**WRITTEN TASKS:**
1 - Write out the stretch of the passage on sexuality in American pop culture from "Recorded music’s diffuse" through "sex’s media mainstreaming.", word for word.
2 - In the records, reproduce the stretch from the line containing "lock-icon: 🔒 [568, 420, 580, 431]" through the line containing "context-menu-2: Merge LayersMerge", both lines included, and nothing more.

**READING PASSAGE:**
Anyone who shares my perverse fascination with mass-produced pop culture would probably also tell you that the best place to understand the role of sexuality within a particular society is, in fact, its mass-produced pop culture.
Recorded music’s diffuse and inexpensive channels of distribution and production have long lent it to sexual content. The independent record industry has been less vulnerable than its more centralized counterpart, the film industry, to external regulation and censorship. As a non-visual medium, though, music has generally limited itself to sexual humor, boasting, innuendo and sound effects. The sensory and more narrative experience of film has played the more critical role in sex’s media mainstreaming.
Still, cinema and recorded music (not to mention non-recorded media like magazines and books) have charted similar, sometimes converging, courses in both their place in American culture and their representations of American sexuality. For every blue burlesque record, bit of 78 rpm hillbilly and blues innuendo, or album of bedsprings squeaking, there was an exposé of nudist camp culture or a Russ Meyer movie. Sex’s weirdly sublimated existence at the fringes of music and film tells us just as much about our puritan hang-ups as it does about our actual sexual practices.
Mainstream pop culture started to loosen up in the ‘60s. By the 1970s, counterculture had seeped its way into mass culture, and, electrified by the spirit of economic opportunism and hippie-era free love, Americans momentarily achieved a sort of embarrassed stalemate with their sexuality. Joy of Sex was a bestseller and there was, of course, the Pill. Wives read about key party foibles in Cosmopolitan magazine. Hipper couples made that furtive trip to catch Deep Throat. After all, Johnny Carson had done it.

**SUPPLIED RECORDS:**
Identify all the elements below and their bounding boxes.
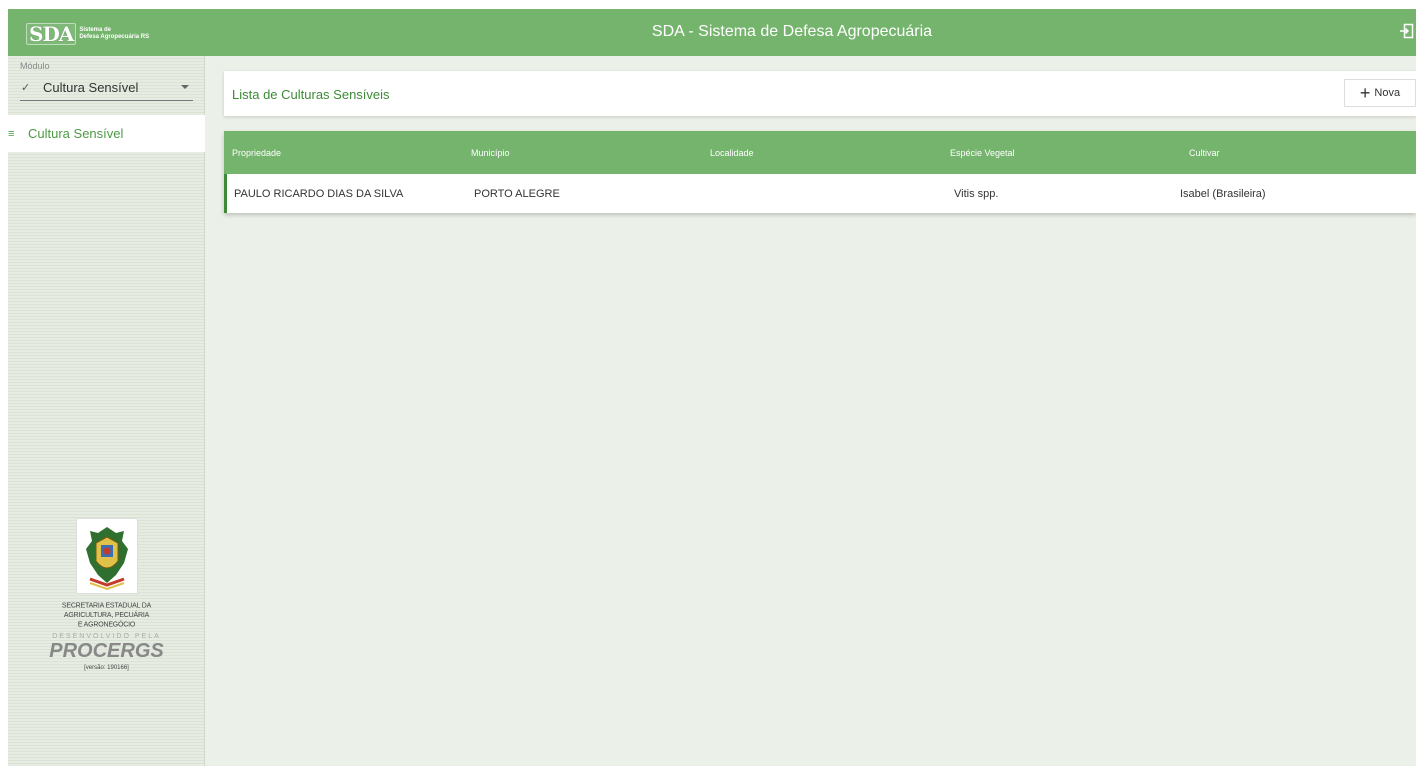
column-header-cultivar[interactable]: Cultivar [1189, 148, 1220, 158]
cell-propriedade: PAULO RICARDO DIAS DA SILVA [234, 188, 404, 200]
check-icon: ✓ [21, 82, 31, 94]
list-header-card: Lista de Culturas Sensíveis + Nova [224, 71, 1416, 116]
sidebar-item-label: Cultura Sensível [28, 126, 124, 141]
version-text: [versão: 190166] [84, 665, 129, 671]
secretaria-line3: E AGRONEGÓCIO [77, 621, 136, 629]
secretaria-line2: AGRICULTURA, PECUÁRIA [63, 611, 150, 620]
plus-icon: + [1359, 83, 1371, 103]
module-value: Cultura Sensível [43, 80, 139, 95]
developed-by: DESENVOLVIDO PELA [52, 633, 161, 640]
module-select[interactable]: ✓ Cultura Sensível [20, 75, 193, 101]
culturas-table: Propriedade Município Localidade Espécie… [224, 131, 1416, 213]
table-row[interactable]: PAULO RICARDO DIAS DA SILVA PORTO ALEGRE… [224, 174, 1416, 213]
app-title: SDA - Sistema de Defesa Agropecuária [651, 23, 933, 40]
column-header-localidade[interactable]: Localidade [710, 148, 754, 158]
new-button-label: Nova [1374, 87, 1401, 99]
sidebar: Módulo ✓ Cultura Sensível ≡ Cultura Sens… [8, 56, 205, 766]
list-icon: ≡ [8, 127, 15, 140]
sidebar-item-cultura-sensivel[interactable]: ≡ Cultura Sensível [8, 115, 205, 152]
cell-especie-vegetal: Vitis spp. [954, 188, 999, 200]
list-title: Lista de Culturas Sensíveis [232, 87, 390, 102]
new-button[interactable]: + Nova [1344, 79, 1416, 107]
cell-cultivar: Isabel (Brasileira) [1180, 188, 1266, 200]
procergs-logo: PROCERGS [49, 640, 164, 662]
rs-coat-of-arms [75, 518, 138, 594]
column-header-municipio[interactable]: Município [471, 148, 510, 158]
sidebar-footer: SECRETARIA ESTADUAL DA AGRICULTURA, PECU… [8, 518, 205, 671]
module-label: Módulo [20, 61, 50, 71]
app-frame: SDA Sistema de Defesa Agropecuária RS SD… [8, 9, 1416, 766]
chevron-down-icon [181, 85, 189, 89]
cell-municipio: PORTO ALEGRE [474, 188, 560, 200]
column-header-propriedade[interactable]: Propriedade [232, 148, 281, 158]
table-header: Propriedade Município Localidade Espécie… [224, 131, 1416, 174]
secretaria-line1: SECRETARIA ESTADUAL DA [61, 602, 152, 610]
column-header-especie-vegetal[interactable]: Espécie Vegetal [950, 148, 1015, 158]
top-bar: SDA Sistema de Defesa Agropecuária RS SD… [8, 9, 1416, 56]
logout-icon[interactable] [1400, 22, 1416, 42]
secretaria-name: SECRETARIA ESTADUAL DA AGRICULTURA, PECU… [8, 601, 205, 629]
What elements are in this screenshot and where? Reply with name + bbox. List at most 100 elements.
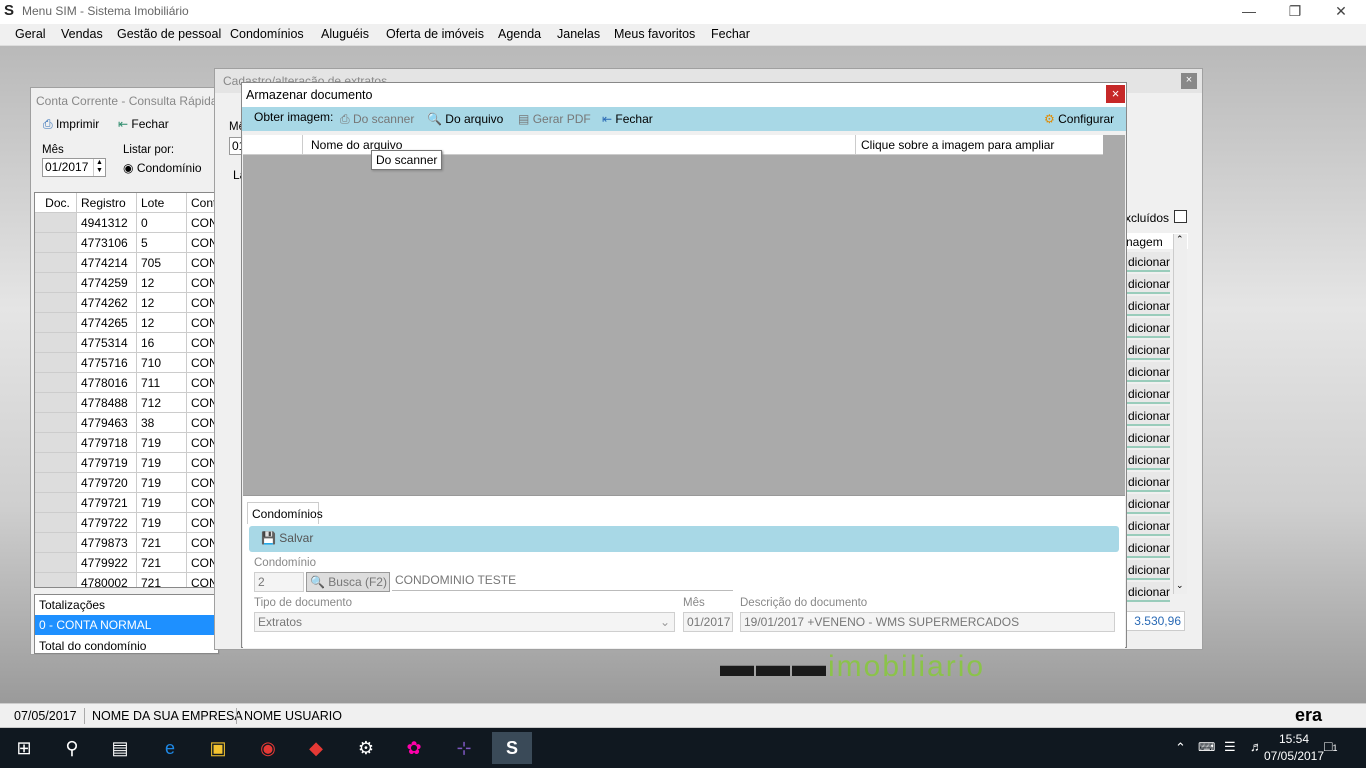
row-registro-cell[interactable]: 4774259 (77, 273, 137, 293)
arquivo-button[interactable]: 🔍 Do arquivo (427, 112, 503, 126)
descricao-field[interactable]: 19/01/2017 +VENENO - WMS SUPERMERCADOS (740, 612, 1115, 632)
adicionar-button[interactable]: dicionar (1126, 538, 1170, 558)
adicionar-button[interactable]: dicionar (1126, 516, 1170, 536)
dialog-close-button[interactable]: × (1106, 85, 1125, 103)
menu-alugueis[interactable]: Aluguéis (321, 27, 369, 41)
row-doc-cell[interactable] (35, 293, 77, 313)
row-registro-cell[interactable]: 4778488 (77, 393, 137, 413)
close-button[interactable]: ⇤ Fechar (118, 117, 169, 131)
row-lote-cell[interactable]: 721 (137, 573, 187, 587)
row-registro-cell[interactable]: 4779720 (77, 473, 137, 493)
app-red-icon[interactable]: ◆ (296, 732, 336, 764)
row-doc-cell[interactable] (35, 353, 77, 373)
menu-condominios[interactable]: Condomínios (230, 27, 304, 41)
cadastro-close-icon[interactable]: × (1181, 73, 1197, 89)
keyboard-icon[interactable]: ⌨ (1198, 740, 1215, 754)
row-registro-cell[interactable]: 4775716 (77, 353, 137, 373)
row-lote-cell[interactable]: 0 (137, 213, 187, 233)
settings-icon[interactable]: ⚙ (346, 732, 386, 764)
row-registro-cell[interactable]: 4941312 (77, 213, 137, 233)
row-doc-cell[interactable] (35, 493, 77, 513)
excluidos-checkbox[interactable] (1174, 210, 1187, 223)
close-icon[interactable]: ✕ (1318, 0, 1364, 24)
row-lote-cell[interactable]: 721 (137, 533, 187, 553)
row-doc-cell[interactable] (35, 413, 77, 433)
clock-time[interactable]: 15:54 (1262, 732, 1326, 746)
adicionar-button[interactable]: dicionar (1126, 384, 1170, 404)
row-doc-cell[interactable] (35, 573, 77, 587)
adicionar-button[interactable]: dicionar (1126, 340, 1170, 360)
row-lote-cell[interactable]: 721 (137, 553, 187, 573)
condominio-num-field[interactable]: 2 (254, 572, 304, 592)
task-view-icon[interactable]: ▤ (100, 732, 140, 764)
row-registro-cell[interactable]: 4778016 (77, 373, 137, 393)
network-icon[interactable]: ☰ (1224, 739, 1236, 755)
print-button[interactable]: ⎙ Imprimir (43, 117, 99, 132)
adicionar-button[interactable]: dicionar (1126, 450, 1170, 470)
row-lote-cell[interactable]: 719 (137, 493, 187, 513)
menu-vendas[interactable]: Vendas (61, 27, 103, 41)
row-doc-cell[interactable] (35, 393, 77, 413)
scanner-button[interactable]: ⎙ Do scanner (340, 112, 414, 127)
col-doc[interactable]: Doc. (35, 193, 77, 213)
chevron-down-icon[interactable]: ⌄ (660, 613, 670, 631)
row-registro-cell[interactable]: 4779463 (77, 413, 137, 433)
row-registro-cell[interactable]: 4779722 (77, 513, 137, 533)
menu-fechar[interactable]: Fechar (711, 27, 750, 41)
row-lote-cell[interactable]: 12 (137, 273, 187, 293)
menu-gestao[interactable]: Gestão de pessoal (117, 27, 221, 41)
row-lote-cell[interactable]: 5 (137, 233, 187, 253)
adicionar-button[interactable]: dicionar (1126, 428, 1170, 448)
menu-oferta[interactable]: Oferta de imóveis (386, 27, 484, 41)
row-registro-cell[interactable]: 4779721 (77, 493, 137, 513)
scroll-down-icon[interactable]: ⌄ (1176, 580, 1184, 591)
menu-geral[interactable]: Geral (15, 27, 46, 41)
notification-icon[interactable]: □1 (1324, 738, 1337, 754)
restore-icon[interactable]: ❐ (1272, 0, 1318, 24)
adicionar-button[interactable]: dicionar (1126, 362, 1170, 382)
tab-condominios[interactable]: Condomínios (247, 502, 323, 524)
scroll-up-icon[interactable]: ⌃ (1176, 234, 1184, 245)
row-lote-cell[interactable]: 719 (137, 513, 187, 533)
paint-icon[interactable]: ✿ (394, 732, 434, 764)
chevron-up-icon[interactable]: ⌃ (1175, 740, 1186, 756)
row-lote-cell[interactable]: 712 (137, 393, 187, 413)
col-clique-imagem[interactable]: Clique sobre a imagem para ampliar (861, 138, 1054, 152)
adicionar-button[interactable]: dicionar (1126, 472, 1170, 492)
chrome-icon[interactable]: ◉ (248, 732, 288, 764)
adicionar-button[interactable]: dicionar (1126, 560, 1170, 580)
fechar-button[interactable]: ⇤ Fechar (602, 112, 653, 126)
adicionar-button[interactable]: dicionar (1126, 318, 1170, 338)
row-doc-cell[interactable] (35, 553, 77, 573)
visual-studio-icon[interactable]: ⊹ (444, 732, 484, 764)
row-doc-cell[interactable] (35, 233, 77, 253)
row-doc-cell[interactable] (35, 453, 77, 473)
row-doc-cell[interactable] (35, 333, 77, 353)
menu-favoritos[interactable]: Meus favoritos (614, 27, 695, 41)
col-registro[interactable]: Registro (77, 193, 137, 213)
conta-normal-row[interactable]: 0 - CONTA NORMAL (35, 615, 218, 635)
col-lote[interactable]: Lote (137, 193, 187, 213)
row-lote-cell[interactable]: 705 (137, 253, 187, 273)
row-doc-cell[interactable] (35, 433, 77, 453)
spinner-icon[interactable]: ▲ ▼ (93, 159, 105, 176)
row-lote-cell[interactable]: 12 (137, 313, 187, 333)
row-doc-cell[interactable] (35, 513, 77, 533)
row-lote-cell[interactable]: 38 (137, 413, 187, 433)
edge-icon[interactable]: e (150, 732, 190, 764)
row-registro-cell[interactable]: 4779922 (77, 553, 137, 573)
sim-app-icon[interactable]: S (492, 732, 532, 764)
cadastro-scrollbar[interactable]: ⌃ ⌄ (1173, 234, 1187, 594)
row-registro-cell[interactable]: 4773106 (77, 233, 137, 253)
row-lote-cell[interactable]: 719 (137, 453, 187, 473)
busca-button[interactable]: 🔍 Busca (F2) (306, 572, 390, 592)
row-lote-cell[interactable]: 710 (137, 353, 187, 373)
clock-date[interactable]: 07/05/2017 (1262, 749, 1326, 763)
row-registro-cell[interactable]: 4774214 (77, 253, 137, 273)
minimize-icon[interactable]: — (1226, 0, 1272, 24)
menu-agenda[interactable]: Agenda (498, 27, 541, 41)
menu-janelas[interactable]: Janelas (557, 27, 600, 41)
row-registro-cell[interactable]: 4779719 (77, 453, 137, 473)
search-icon[interactable]: ⚲ (52, 732, 92, 764)
row-lote-cell[interactable]: 12 (137, 293, 187, 313)
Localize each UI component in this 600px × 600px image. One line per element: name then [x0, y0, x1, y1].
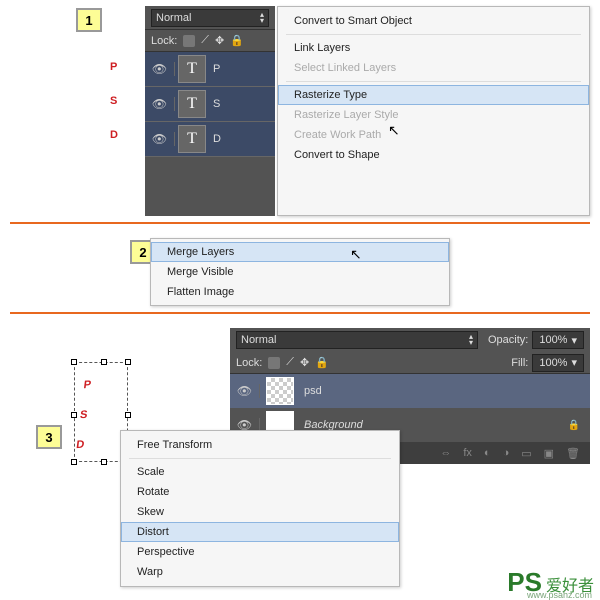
lock-icon: 🔒 [568, 420, 580, 431]
new-layer-icon[interactable]: ▣ [544, 447, 554, 460]
section-2: Merge LayersMerge VisibleFlatten Image [150, 238, 450, 306]
lock-brush-icon[interactable]: ⟋ [201, 34, 209, 47]
folder-icon[interactable]: ▭ [521, 447, 531, 460]
blend-mode-select[interactable]: Normal▴▾ [236, 331, 478, 349]
lock-row: Lock: ⟋ ✥ 🔒 [145, 30, 275, 52]
mask-icon[interactable]: ◐ [484, 447, 491, 459]
layer-row-psd[interactable]: 👁 psd [230, 374, 590, 408]
step-badge-3: 3 [36, 425, 62, 449]
layer-name: P [209, 63, 220, 75]
menu-item[interactable]: Free Transform [121, 435, 399, 455]
visibility-icon[interactable]: 👁 [145, 132, 175, 146]
context-menu-2: Merge LayersMerge VisibleFlatten Image [150, 238, 450, 306]
layers-panel-1: Normal▴▾ Lock: ⟋ ✥ 🔒 👁 T P 👁 T S 👁 T D [145, 6, 275, 216]
divider [10, 312, 590, 314]
lock-move-icon[interactable]: ✥ [215, 34, 224, 47]
context-menu-1: Convert to Smart Object Link LayersSelect… [277, 6, 590, 216]
menu-item[interactable]: Merge Visible [151, 262, 449, 282]
layer-name: S [209, 98, 220, 110]
section-1: Normal▴▾ Lock: ⟋ ✥ 🔒 👁 T P 👁 T S 👁 T D C… [50, 6, 590, 216]
lock-all-icon[interactable]: 🔒 [230, 34, 244, 47]
link-icon[interactable]: ⇔ [440, 447, 451, 459]
blend-mode-select[interactable]: Normal▴▾ [151, 9, 269, 27]
lock-transparent-icon[interactable] [268, 357, 280, 369]
menu-item[interactable]: Convert to Shape [278, 145, 589, 165]
blend-row: Normal▴▾ [145, 6, 275, 30]
opacity-input[interactable]: 100%▾ [532, 331, 584, 349]
menu-item[interactable]: Scale [121, 462, 399, 482]
layer-row[interactable]: 👁 T D [145, 122, 275, 157]
menu-item: Rasterize Layer Style [278, 105, 589, 125]
menu-item[interactable]: Distort [121, 522, 399, 542]
menu-item[interactable]: Skew [121, 502, 399, 522]
menu-item[interactable]: Perspective [121, 542, 399, 562]
watermark-url: www.psahz.com [527, 590, 592, 600]
menu-item[interactable]: Flatten Image [151, 282, 449, 302]
lock-transparent-icon[interactable] [183, 35, 195, 47]
menu-item[interactable]: Merge Layers [151, 242, 449, 262]
menu-item[interactable]: Rasterize Type [278, 85, 589, 105]
layer-thumb-checker [266, 377, 294, 405]
lock-all-icon[interactable]: 🔒 [315, 356, 329, 369]
layer-row[interactable]: 👁 T S [145, 87, 275, 122]
adjustment-icon[interactable]: ◑ [503, 447, 510, 459]
layer-name: D [209, 133, 221, 145]
menu-item: Create Work Path [278, 125, 589, 145]
trash-icon[interactable]: 🗑 [566, 447, 580, 460]
visibility-icon[interactable]: 👁 [145, 97, 175, 111]
opacity-label: Opacity: [488, 334, 528, 346]
text-layer-thumb: T [178, 55, 206, 83]
menu-item[interactable]: Rotate [121, 482, 399, 502]
menu-item: Select Linked Layers [278, 58, 589, 78]
layer-row[interactable]: 👁 T P [145, 52, 275, 87]
lock-fill-row: Lock: ⟋ ✥ 🔒 Fill: 100%▾ [230, 352, 590, 374]
context-menu-3: Free Transform ScaleRotateSkewDistortPers… [120, 430, 400, 587]
menu-item[interactable]: Warp [121, 562, 399, 582]
lock-brush-icon[interactable]: ⟋ [286, 356, 294, 369]
fill-label: Fill: [511, 357, 528, 369]
layer-name: psd [300, 385, 322, 397]
visibility-icon[interactable]: 👁 [230, 384, 260, 398]
fx-icon[interactable]: fx [463, 447, 472, 459]
menu-item[interactable]: Convert to Smart Object [278, 11, 589, 31]
fill-input[interactable]: 100%▾ [532, 354, 584, 372]
visibility-icon[interactable]: 👁 [145, 62, 175, 76]
text-layer-thumb: T [178, 125, 206, 153]
lock-move-icon[interactable]: ✥ [300, 356, 309, 369]
text-layer-thumb: T [178, 90, 206, 118]
divider [10, 222, 590, 224]
menu-item[interactable]: Link Layers [278, 38, 589, 58]
blend-opacity-row: Normal▴▾ Opacity: 100%▾ [230, 328, 590, 352]
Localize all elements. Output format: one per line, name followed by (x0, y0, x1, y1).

**IN RESPONSE:**
1 -
Recorded music’s diffuse and inexpensive channels of distribution and production have long lent it to sexual content. The independent record industry has been less vulnerable than its more centralized counterpart, the film industry, to external regulation and censorship. As a non-visual medium, though, music has generally limited itself to sexual humor, boasting, innuendo and sound effects. The sensory and more narrative experience of film has played the more critical role in sex’s media mainstreaming.

2 -
lock-icon: 🔒 [568, 420, 580, 431]
new-layer-icon[interactable]: ▣ [544, 447, 554, 460]
section-2: Merge LayersMerge VisibleFlatten Image [150, 238, 450, 306]
lock-brush-icon[interactable]: ⟋ [201, 34, 209, 47]
folder-icon[interactable]: ▭ [521, 447, 531, 460]
blend-mode-select[interactable]: Normal▴▾ [236, 331, 478, 349]
lock-row: Lock: ⟋ ✥ 🔒 [145, 30, 275, 52]
mask-icon[interactable]: ◐ [484, 447, 491, 459]
layer-row-psd[interactable]: 👁 psd [230, 374, 590, 408]
step-badge-3: 3 [36, 425, 62, 449]
layer-name: P [209, 63, 220, 75]
menu-item[interactable]: Free Transform [121, 435, 399, 455]
visibility-icon[interactable]: 👁 [145, 132, 175, 146]
context-menu-2: Merge LayersMerge VisibleFlatten Image [150, 238, 450, 306]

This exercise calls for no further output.